Goal of the exercise: Reproduce word for word the part of the travel excerpt that opens with "The next morning" and stops after "person likes trains?".

Excerpt:
We took the S-bahn to Potsdam to see Sans Souci (French for Without Cares), and the other palaces of Friedrich the Great (whose name is much cooler in German: Friedrich der Große). Perhaps we’ve been spoiled by Topkapi and Schönbrunn, but it didn’t seem as grand as either of them. I think we didn’t see the most impressive palace, so that may have tainted my thinking as well. It was still far too grand for me to actually want to live there.  We got to see much more of the grounds than we did at Schönbrunn though, and Topkapi doesn’t have large grounds since it’s in the middle of the city. The grounds were huge and we got to watch them mow the grass with tractors. I wonder how they did it hundreds of years ago–maybe they just had long grass. We briefly stopped by an old wind mill that I would have liked to take a tour of, but we didn’t have time.

Back in Berlin, our next stop was to try and find the Memorial to the Murdered Jews of Europe. In the end we couldn’t find it so we decided to walk to the Ritter store and make our own Ritter Sport chocolate bars. On our way there we ran into the Memorial and so we walked through part of it. It was late enough that the visitor center was closed. It consists of a 2711 of concrete pillars (don’t worry, I didn’t count them) in a rectangular grid. Individually they were boring, but together they were impressive. You could walk between them and easily get lost. It would be a great place to play some sort of game if that wasn’t so disrespectful.  When we got to the Ritter store it was closing. Too late again. Instead we went back to the Oktoberfest market and then home.


The next morning we took a commuter train to Dresden. It was one of the doubledecker trains I’ve been wanting to ride on since I first saw them. We had to change trains two thirds of the way through and so we changed from riding on the top deck to the bottom.  The bottom is lower than a normal train and it gives a different perspective.  Sometimes I really worry that I like trains to much.  What kind of a person likes trains?

Listed records:

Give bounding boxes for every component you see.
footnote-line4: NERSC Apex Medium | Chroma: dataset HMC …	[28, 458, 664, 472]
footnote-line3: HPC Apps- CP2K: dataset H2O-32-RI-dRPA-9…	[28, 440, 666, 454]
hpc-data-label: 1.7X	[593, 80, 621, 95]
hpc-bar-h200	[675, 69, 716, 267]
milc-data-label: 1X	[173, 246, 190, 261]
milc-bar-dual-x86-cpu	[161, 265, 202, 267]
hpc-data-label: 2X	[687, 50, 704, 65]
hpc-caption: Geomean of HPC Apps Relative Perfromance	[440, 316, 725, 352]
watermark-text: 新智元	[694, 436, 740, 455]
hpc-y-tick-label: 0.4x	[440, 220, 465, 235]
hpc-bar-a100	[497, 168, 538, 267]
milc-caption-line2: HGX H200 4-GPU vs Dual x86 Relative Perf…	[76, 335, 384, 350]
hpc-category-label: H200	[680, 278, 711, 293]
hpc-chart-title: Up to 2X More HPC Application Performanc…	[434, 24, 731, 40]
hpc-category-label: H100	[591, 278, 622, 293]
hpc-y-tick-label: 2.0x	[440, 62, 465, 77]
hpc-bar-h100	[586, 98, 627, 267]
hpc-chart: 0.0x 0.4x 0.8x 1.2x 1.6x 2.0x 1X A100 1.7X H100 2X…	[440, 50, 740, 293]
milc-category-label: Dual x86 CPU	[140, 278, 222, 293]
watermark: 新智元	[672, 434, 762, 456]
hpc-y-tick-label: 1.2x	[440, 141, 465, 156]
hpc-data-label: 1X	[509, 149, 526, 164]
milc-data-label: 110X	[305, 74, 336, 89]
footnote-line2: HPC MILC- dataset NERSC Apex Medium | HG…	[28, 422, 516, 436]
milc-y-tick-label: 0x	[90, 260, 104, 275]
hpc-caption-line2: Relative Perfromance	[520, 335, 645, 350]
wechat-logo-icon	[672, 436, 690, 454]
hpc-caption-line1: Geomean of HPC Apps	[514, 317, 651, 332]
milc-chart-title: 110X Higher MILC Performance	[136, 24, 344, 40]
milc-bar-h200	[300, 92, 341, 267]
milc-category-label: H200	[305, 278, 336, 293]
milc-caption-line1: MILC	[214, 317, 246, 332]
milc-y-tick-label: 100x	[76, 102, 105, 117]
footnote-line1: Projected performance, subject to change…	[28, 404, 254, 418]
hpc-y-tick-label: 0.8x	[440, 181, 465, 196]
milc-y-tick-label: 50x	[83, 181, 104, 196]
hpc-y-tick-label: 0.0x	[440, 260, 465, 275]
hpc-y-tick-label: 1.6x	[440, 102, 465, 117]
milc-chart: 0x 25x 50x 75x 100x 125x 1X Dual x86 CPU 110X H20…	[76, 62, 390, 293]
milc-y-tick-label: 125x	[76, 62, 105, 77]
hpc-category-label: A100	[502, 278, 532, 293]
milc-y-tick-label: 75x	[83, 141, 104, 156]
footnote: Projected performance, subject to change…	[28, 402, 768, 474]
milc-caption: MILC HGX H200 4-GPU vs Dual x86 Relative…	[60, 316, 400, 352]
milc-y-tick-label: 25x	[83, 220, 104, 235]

Solution for this problem:
The next morning we took a commuter train to Dresden. It was one of the doubledecker trains I’ve been wanting to ride on since I first saw them. We had to change trains two thirds of the way through and so we changed from riding on the top deck to the bottom.  The bottom is lower than a normal train and it gives a different perspective.  Sometimes I really worry that I like trains to much.  What kind of a person likes trains?